# EXERCISE DESCRIPTION
Copy every line in which the string "quan" occurs.

════════════════

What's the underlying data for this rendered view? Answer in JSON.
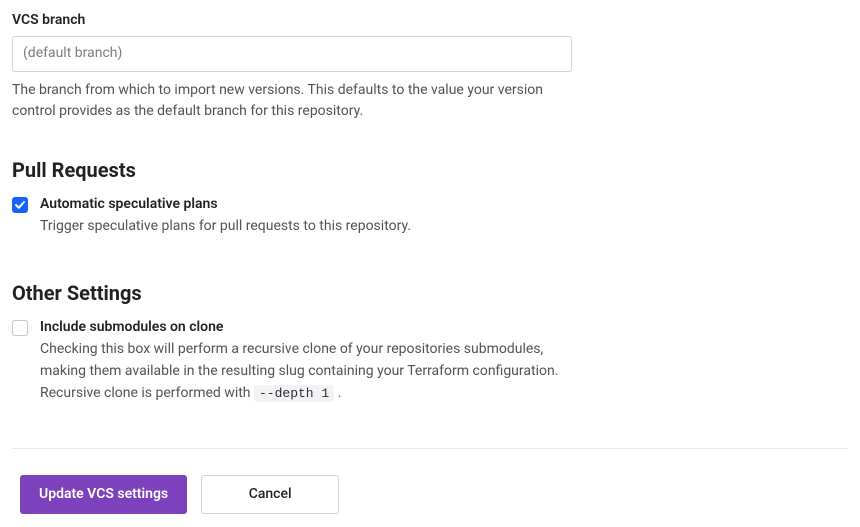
{
  "vcs_branch": {
    "label": "VCS branch",
    "placeholder": "(default branch)",
    "value": "",
    "help": "The branch from which to import new versions. This defaults to the value your version control provides as the default branch for this repository."
  },
  "pull_requests": {
    "heading": "Pull Requests",
    "auto_speculative": {
      "label": "Automatic speculative plans",
      "help": "Trigger speculative plans for pull requests to this repository.",
      "checked": true
    }
  },
  "other_settings": {
    "heading": "Other Settings",
    "include_submodules": {
      "label": "Include submodules on clone",
      "help_prefix": "Checking this box will perform a recursive clone of your repositories submodules, making them available in the resulting slug containing your Terraform configuration. Recursive clone is performed with ",
      "help_code": "--depth 1",
      "help_suffix": " .",
      "checked": false
    }
  },
  "buttons": {
    "update": "Update VCS settings",
    "cancel": "Cancel"
  }
}
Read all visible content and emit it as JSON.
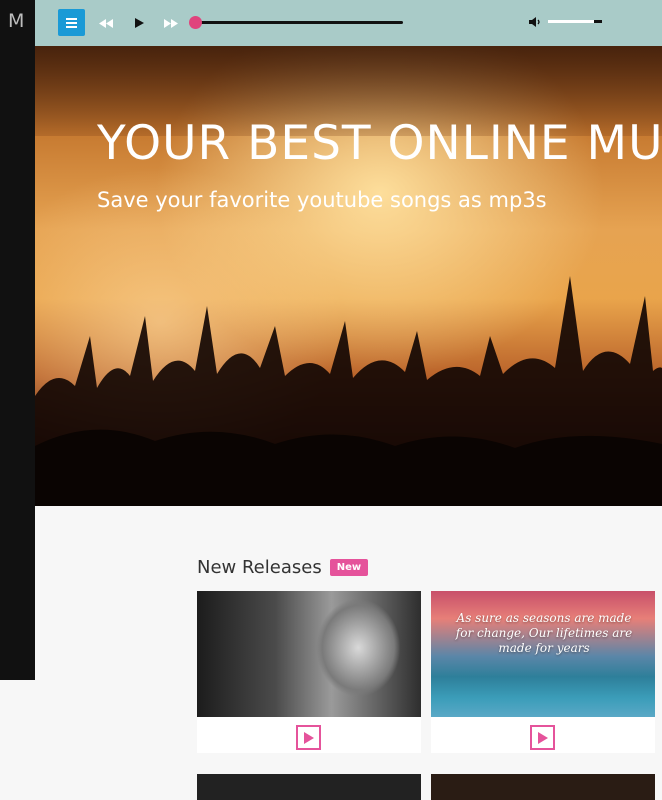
{
  "sidebar": {
    "logo": "M"
  },
  "player": {
    "menu_icon": "hamburger-icon",
    "prev_icon": "rewind-icon",
    "play_icon": "play-icon",
    "next_icon": "fast-forward-icon",
    "progress": 0.0,
    "volume": 0.85,
    "accent_color": "#e0447d",
    "menu_color": "#1a9ad6"
  },
  "hero": {
    "title": "YOUR BEST ONLINE MU",
    "subtitle": "Save your favorite youtube songs as mp3s"
  },
  "releases": {
    "title": "New Releases",
    "badge": "New",
    "badge_color": "#e5539b",
    "cards": [
      {
        "quote": ""
      },
      {
        "quote": "As sure as seasons are made for change, Our lifetimes are made for years"
      }
    ]
  }
}
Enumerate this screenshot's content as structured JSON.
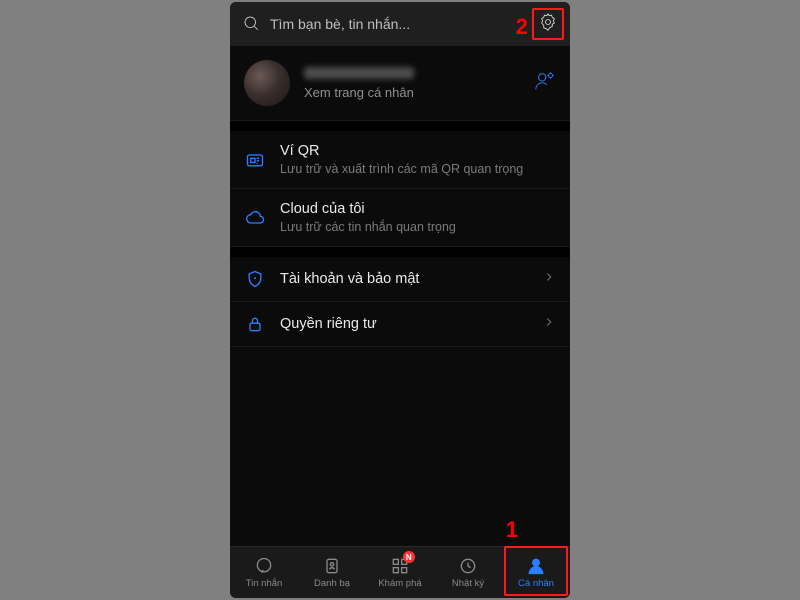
{
  "header": {
    "search_placeholder": "Tìm bạn bè, tin nhắn...",
    "annotation_top": "2"
  },
  "profile": {
    "subtitle": "Xem trang cá nhân"
  },
  "items": {
    "qr": {
      "title": "Ví QR",
      "sub": "Lưu trữ và xuất trình các mã QR quan trọng"
    },
    "cloud": {
      "title": "Cloud của tôi",
      "sub": "Lưu trữ các tin nhắn quan trọng"
    },
    "security": {
      "title": "Tài khoản và bảo mật"
    },
    "privacy": {
      "title": "Quyền riêng tư"
    }
  },
  "tabs": {
    "messages": "Tin nhắn",
    "contacts": "Danh bạ",
    "discover": "Khám phá",
    "discover_badge": "N",
    "diary": "Nhật ký",
    "me": "Cá nhân"
  },
  "annotation_bottom": "1"
}
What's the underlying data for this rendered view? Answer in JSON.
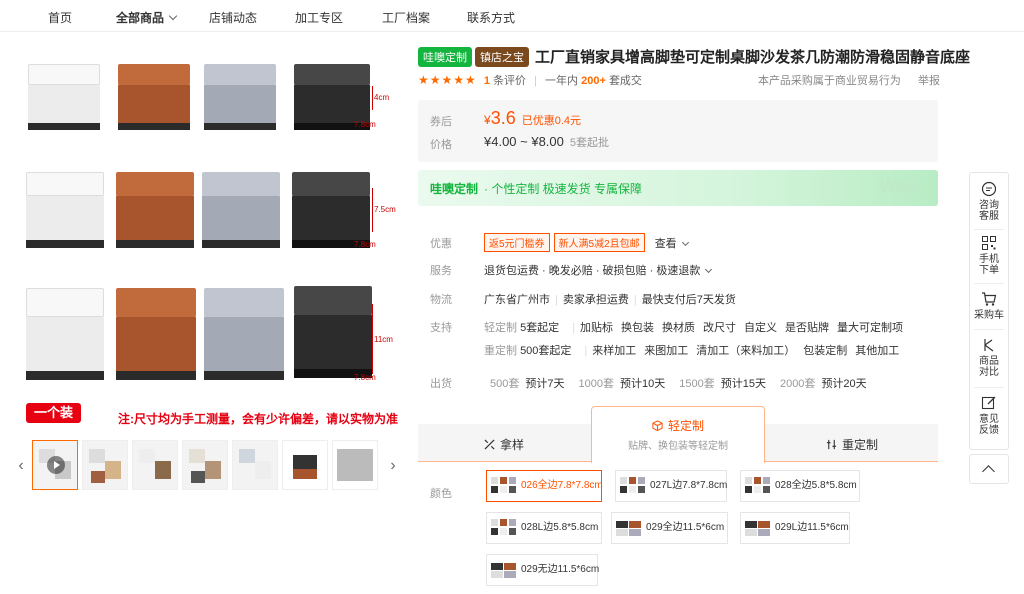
{
  "nav": {
    "items": [
      {
        "label": "首页"
      },
      {
        "label": "全部商品"
      },
      {
        "label": "店铺动态"
      },
      {
        "label": "加工专区"
      },
      {
        "label": "工厂档案"
      },
      {
        "label": "联系方式"
      }
    ]
  },
  "gallery": {
    "dims": {
      "row1_h": "4cm",
      "row1_w": "7.8cm",
      "row2_h": "7.5cm",
      "row2_w": "7.8cm",
      "row3_h": "11cm",
      "row3_w": "7.8cm"
    },
    "tag": "一个装",
    "note": "注:尺寸均为手工测量，会有少许偏差，请以实物为准",
    "prev": "‹",
    "next": "›"
  },
  "product": {
    "badge1": "哇噢定制",
    "badge2": "镇店之宝",
    "title": "工厂直销家具增高脚垫可定制桌脚沙发茶几防潮防滑稳固静音底座",
    "stars": "★★★★★",
    "review_count": "1",
    "review_label": "条评价",
    "sales_prefix": "一年内",
    "sales_count": "200+",
    "sales_suffix": "套成交",
    "trade_note": "本产品采购属于商业贸易行为",
    "report": "举报"
  },
  "price": {
    "coupon_label": "券后",
    "currency": "¥",
    "after_price": "3.6",
    "discount": "已优惠0.4元",
    "price_label": "价格",
    "range": "¥4.00 ~ ¥8.00",
    "min_order": "5套起批"
  },
  "banner": {
    "brand": "哇噢定制",
    "desc": "· 个性定制 极速发货 专属保障",
    "watermark": "Waw"
  },
  "offers": {
    "label": "优惠",
    "coupons": [
      "返5元门槛券",
      "新人满5减2且包邮"
    ],
    "more": "查看"
  },
  "service": {
    "label": "服务",
    "value": "退货包运费 · 晚发必赔 · 破损包赔 · 极速退款"
  },
  "logistics": {
    "label": "物流",
    "origin": "广东省广州市",
    "fee": "卖家承担运费",
    "delivery": "最快支付后7天发货"
  },
  "support": {
    "label": "支持",
    "light_label": "轻定制",
    "light_min": "5套起定",
    "light_opts": [
      "加贴标",
      "换包装",
      "换材质",
      "改尺寸",
      "自定义",
      "是否贴牌",
      "量大可定制项"
    ],
    "heavy_label": "重定制",
    "heavy_min": "500套起定",
    "heavy_opts": [
      "来样加工",
      "来图加工",
      "清加工（来料加工）",
      "包装定制",
      "其他加工"
    ]
  },
  "shipping": {
    "label": "出货",
    "tiers": [
      {
        "qty": "500套",
        "days": "预计7天"
      },
      {
        "qty": "1000套",
        "days": "预计10天"
      },
      {
        "qty": "1500套",
        "days": "预计15天"
      },
      {
        "qty": "2000套",
        "days": "预计20天"
      }
    ]
  },
  "tabs": [
    {
      "label": "拿样",
      "icon": "sample-icon"
    },
    {
      "label": "轻定制",
      "sub": "贴牌、换包装等轻定制",
      "icon": "box-icon"
    },
    {
      "label": "重定制",
      "icon": "adjust-icon"
    }
  ],
  "colors": {
    "label": "颜色",
    "options": [
      {
        "label": "026全边7.8*7.8cm"
      },
      {
        "label": "027L边7.8*7.8cm"
      },
      {
        "label": "028全边5.8*5.8cm"
      },
      {
        "label": "028L边5.8*5.8cm"
      },
      {
        "label": "029全边11.5*6cm"
      },
      {
        "label": "029L边11.5*6cm"
      },
      {
        "label": "029无边11.5*6cm"
      }
    ]
  },
  "sidebar": {
    "consult": "咨询客服",
    "mobile": "手机下单",
    "cart": "采购车",
    "compare": "商品对比",
    "feedback": "意见反馈"
  },
  "accent": "#ff5000",
  "brand_green": "#14b53e"
}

════════════════

# ANSWER
      "sub": "Lưu trữ và xuất trình các mã QR quan trọng"
      "sub": "Lưu trữ các tin nhắn quan trọng"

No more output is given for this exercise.